## Task brief
Count, in the entries, the lines with "newtail". Answer with the number only.
-- BEGIN Records for this task --
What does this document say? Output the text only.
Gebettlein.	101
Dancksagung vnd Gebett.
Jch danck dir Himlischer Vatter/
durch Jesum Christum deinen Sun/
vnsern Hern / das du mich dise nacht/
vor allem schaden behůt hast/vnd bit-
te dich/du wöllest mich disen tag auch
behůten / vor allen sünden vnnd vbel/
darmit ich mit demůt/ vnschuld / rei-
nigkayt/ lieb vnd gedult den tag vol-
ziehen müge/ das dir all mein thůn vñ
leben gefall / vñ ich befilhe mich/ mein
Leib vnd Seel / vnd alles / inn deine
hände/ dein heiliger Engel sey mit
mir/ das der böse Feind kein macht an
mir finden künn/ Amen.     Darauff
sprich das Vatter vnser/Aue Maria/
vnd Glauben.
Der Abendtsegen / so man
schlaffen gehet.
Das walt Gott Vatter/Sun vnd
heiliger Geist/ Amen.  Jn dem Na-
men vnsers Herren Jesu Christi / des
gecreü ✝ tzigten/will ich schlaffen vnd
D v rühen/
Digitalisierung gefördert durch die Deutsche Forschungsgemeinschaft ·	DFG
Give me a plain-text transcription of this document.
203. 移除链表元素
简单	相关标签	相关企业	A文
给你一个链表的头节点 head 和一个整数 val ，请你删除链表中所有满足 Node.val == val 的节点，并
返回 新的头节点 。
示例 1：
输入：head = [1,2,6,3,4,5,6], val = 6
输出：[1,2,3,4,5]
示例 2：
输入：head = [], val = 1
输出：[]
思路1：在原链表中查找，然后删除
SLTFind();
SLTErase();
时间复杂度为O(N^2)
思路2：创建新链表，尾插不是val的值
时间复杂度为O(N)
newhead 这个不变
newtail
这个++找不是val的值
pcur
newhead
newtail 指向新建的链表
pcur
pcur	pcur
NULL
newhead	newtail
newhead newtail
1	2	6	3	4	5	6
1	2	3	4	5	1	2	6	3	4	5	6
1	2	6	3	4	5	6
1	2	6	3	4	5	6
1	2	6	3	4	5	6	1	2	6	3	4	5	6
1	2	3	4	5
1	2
-- END Records for this task --
## The response
4